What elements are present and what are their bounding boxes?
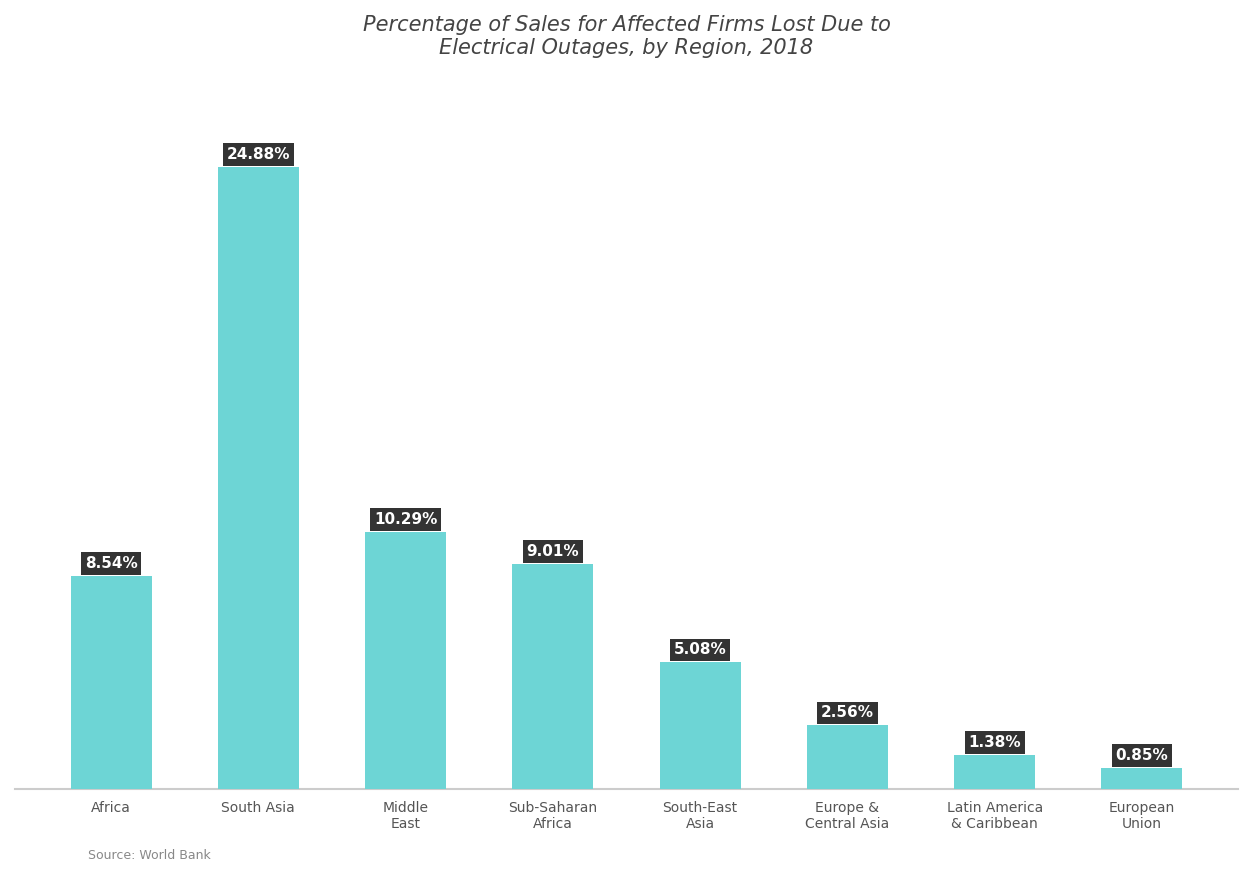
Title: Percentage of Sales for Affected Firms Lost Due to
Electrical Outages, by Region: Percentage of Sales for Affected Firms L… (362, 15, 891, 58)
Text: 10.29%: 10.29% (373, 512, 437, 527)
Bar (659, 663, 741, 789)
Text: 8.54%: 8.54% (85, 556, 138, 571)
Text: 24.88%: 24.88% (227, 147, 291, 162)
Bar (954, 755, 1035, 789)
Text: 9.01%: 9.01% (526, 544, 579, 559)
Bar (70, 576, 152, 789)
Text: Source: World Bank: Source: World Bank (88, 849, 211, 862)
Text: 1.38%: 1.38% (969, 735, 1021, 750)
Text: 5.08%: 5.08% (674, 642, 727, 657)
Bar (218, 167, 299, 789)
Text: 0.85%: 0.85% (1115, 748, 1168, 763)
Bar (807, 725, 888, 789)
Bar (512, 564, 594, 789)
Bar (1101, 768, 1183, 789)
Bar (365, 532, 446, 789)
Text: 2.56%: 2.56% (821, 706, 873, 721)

* * *

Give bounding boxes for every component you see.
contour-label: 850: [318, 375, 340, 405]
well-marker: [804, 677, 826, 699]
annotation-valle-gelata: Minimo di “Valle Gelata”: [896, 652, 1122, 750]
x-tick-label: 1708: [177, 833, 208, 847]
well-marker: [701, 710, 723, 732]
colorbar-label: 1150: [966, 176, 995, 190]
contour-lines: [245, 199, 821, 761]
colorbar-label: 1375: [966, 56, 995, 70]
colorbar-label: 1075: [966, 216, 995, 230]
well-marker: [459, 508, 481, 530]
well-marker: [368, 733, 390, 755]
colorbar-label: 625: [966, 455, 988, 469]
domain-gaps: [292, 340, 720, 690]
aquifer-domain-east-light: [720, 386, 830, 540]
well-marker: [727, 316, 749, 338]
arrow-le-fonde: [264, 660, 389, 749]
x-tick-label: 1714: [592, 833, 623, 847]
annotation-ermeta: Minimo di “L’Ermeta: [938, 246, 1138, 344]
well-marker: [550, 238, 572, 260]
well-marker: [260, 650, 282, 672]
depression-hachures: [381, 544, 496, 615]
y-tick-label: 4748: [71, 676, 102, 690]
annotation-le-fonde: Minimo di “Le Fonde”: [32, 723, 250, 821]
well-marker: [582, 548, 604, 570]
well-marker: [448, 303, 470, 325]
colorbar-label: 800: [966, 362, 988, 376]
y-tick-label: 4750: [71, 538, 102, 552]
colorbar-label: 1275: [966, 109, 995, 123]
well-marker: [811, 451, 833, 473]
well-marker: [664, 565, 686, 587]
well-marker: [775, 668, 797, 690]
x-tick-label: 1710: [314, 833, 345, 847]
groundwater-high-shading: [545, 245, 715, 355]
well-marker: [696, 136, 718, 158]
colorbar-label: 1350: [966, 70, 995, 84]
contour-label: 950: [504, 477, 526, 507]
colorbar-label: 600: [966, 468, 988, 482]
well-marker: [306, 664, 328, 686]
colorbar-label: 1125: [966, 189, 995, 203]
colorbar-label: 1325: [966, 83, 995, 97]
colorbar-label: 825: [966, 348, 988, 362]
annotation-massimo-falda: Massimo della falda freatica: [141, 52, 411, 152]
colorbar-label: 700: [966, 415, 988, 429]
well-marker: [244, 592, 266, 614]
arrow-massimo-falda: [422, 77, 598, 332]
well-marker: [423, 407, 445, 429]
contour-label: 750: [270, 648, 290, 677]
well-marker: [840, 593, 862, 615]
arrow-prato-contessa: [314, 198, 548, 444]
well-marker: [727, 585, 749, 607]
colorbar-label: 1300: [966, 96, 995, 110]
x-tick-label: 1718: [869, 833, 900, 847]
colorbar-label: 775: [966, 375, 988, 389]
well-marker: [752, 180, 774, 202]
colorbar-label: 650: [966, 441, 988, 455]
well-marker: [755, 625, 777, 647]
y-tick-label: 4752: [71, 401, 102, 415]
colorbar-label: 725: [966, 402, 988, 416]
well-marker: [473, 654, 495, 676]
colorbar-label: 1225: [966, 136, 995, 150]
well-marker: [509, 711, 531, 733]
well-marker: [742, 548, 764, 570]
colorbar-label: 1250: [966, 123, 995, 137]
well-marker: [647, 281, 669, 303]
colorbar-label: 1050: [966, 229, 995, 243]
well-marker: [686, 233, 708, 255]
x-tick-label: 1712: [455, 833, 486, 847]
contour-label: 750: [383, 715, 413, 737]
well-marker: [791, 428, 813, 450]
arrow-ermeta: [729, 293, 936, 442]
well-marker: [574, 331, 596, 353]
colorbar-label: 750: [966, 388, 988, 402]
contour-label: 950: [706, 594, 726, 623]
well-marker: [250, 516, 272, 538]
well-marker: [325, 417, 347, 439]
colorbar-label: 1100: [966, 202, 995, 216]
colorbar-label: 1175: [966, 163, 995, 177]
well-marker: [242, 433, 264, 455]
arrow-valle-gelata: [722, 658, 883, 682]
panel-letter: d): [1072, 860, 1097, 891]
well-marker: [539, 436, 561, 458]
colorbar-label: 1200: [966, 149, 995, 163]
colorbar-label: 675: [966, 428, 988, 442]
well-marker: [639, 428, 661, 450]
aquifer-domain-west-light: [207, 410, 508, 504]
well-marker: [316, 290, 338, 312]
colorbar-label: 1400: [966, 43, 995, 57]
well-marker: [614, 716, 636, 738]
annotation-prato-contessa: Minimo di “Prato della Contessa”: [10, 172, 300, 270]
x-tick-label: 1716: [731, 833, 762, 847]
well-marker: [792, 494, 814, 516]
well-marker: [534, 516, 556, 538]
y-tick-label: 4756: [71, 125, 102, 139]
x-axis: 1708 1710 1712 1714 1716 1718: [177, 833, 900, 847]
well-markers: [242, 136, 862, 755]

--

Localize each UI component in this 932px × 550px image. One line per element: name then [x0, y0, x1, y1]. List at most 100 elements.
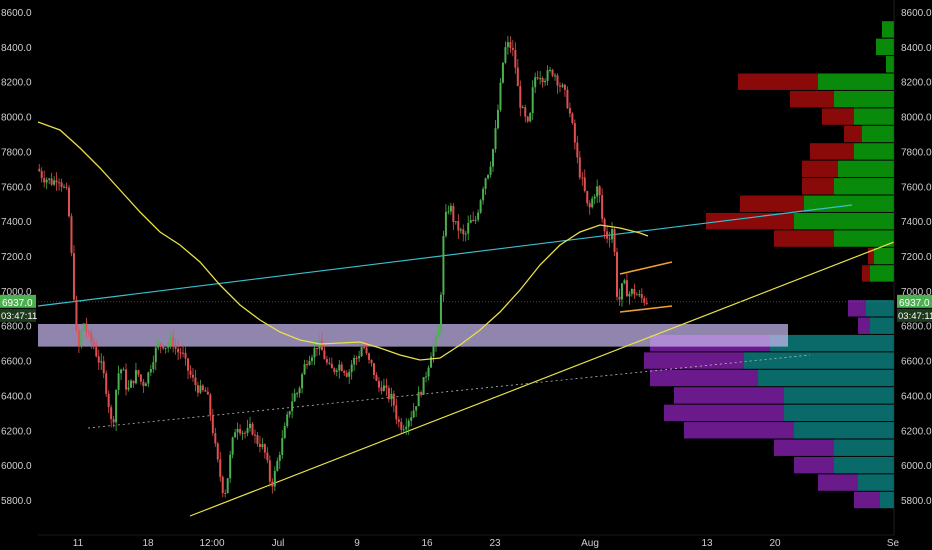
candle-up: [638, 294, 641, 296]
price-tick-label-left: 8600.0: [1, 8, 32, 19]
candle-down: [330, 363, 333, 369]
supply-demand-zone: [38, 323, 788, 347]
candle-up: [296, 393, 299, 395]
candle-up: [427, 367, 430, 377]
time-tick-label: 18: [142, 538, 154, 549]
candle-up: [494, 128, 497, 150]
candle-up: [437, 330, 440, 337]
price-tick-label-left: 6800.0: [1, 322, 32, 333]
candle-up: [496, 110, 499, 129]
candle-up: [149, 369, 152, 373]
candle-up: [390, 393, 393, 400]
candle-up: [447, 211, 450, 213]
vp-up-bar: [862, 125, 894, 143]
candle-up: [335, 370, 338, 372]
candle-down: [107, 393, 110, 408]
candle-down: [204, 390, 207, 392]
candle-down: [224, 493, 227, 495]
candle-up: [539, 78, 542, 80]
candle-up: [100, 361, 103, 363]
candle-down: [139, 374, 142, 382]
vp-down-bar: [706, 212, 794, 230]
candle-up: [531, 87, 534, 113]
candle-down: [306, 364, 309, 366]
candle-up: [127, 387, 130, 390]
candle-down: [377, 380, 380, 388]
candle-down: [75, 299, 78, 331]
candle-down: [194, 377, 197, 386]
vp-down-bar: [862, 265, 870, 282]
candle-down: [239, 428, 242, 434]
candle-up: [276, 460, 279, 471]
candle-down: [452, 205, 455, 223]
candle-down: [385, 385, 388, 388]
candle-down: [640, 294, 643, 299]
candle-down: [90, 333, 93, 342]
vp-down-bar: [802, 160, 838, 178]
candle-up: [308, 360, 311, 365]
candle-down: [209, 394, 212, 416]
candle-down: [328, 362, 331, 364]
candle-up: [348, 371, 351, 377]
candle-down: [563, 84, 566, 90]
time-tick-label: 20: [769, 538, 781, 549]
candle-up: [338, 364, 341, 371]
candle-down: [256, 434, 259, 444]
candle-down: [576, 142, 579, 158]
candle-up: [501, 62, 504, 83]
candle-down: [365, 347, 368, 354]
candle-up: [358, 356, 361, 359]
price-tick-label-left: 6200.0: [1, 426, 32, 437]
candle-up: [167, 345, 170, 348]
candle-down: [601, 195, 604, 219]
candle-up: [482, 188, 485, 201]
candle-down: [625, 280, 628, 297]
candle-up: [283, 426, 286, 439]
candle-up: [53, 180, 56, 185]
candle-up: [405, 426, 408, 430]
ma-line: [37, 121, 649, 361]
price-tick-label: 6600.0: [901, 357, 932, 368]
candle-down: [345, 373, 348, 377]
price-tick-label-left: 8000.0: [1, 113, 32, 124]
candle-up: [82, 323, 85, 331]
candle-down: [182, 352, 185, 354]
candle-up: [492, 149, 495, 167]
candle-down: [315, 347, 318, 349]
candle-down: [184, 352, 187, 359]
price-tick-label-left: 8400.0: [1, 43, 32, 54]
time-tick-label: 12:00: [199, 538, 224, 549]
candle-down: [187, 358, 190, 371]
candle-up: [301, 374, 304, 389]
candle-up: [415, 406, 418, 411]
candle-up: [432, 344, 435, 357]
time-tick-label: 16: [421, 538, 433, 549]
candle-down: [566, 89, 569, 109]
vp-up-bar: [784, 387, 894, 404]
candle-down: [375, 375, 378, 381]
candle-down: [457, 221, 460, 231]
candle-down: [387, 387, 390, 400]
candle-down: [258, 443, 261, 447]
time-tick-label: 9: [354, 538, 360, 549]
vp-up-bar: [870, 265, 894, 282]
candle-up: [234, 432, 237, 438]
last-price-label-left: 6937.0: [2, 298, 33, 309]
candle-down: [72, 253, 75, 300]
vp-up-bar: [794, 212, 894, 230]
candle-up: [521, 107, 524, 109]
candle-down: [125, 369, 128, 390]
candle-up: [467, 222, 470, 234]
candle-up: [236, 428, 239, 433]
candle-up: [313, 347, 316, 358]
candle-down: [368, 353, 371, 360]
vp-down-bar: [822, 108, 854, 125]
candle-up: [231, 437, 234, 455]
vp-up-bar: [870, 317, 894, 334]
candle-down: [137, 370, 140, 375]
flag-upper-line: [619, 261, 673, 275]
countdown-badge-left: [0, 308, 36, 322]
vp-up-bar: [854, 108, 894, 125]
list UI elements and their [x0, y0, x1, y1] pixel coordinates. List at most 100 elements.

What is needed: Give the lines from the one containing "Give bounding boxes" through the one containing "colorbar-label: 625: [966, 455, 988, 469]" as a JSON list of strings, one string per line and no blank lines.

Solution to the problem:
[
  "Give bounding boxes for every component you see.",
  "contour-label: 850: [318, 375, 340, 405]",
  "well-marker: [804, 677, 826, 699]",
  "annotation-valle-gelata: Minimo di “Valle Gelata”: [896, 652, 1122, 750]",
  "x-tick-label: 1708: [177, 833, 208, 847]",
  "well-marker: [701, 710, 723, 732]",
  "colorbar-label: 1150: [966, 176, 995, 190]",
  "contour-lines: [245, 199, 821, 761]",
  "colorbar-label: 1375: [966, 56, 995, 70]",
  "colorbar-label: 1075: [966, 216, 995, 230]",
  "well-marker: [459, 508, 481, 530]",
  "well-marker: [368, 733, 390, 755]",
  "colorbar-label: 625: [966, 455, 988, 469]"
]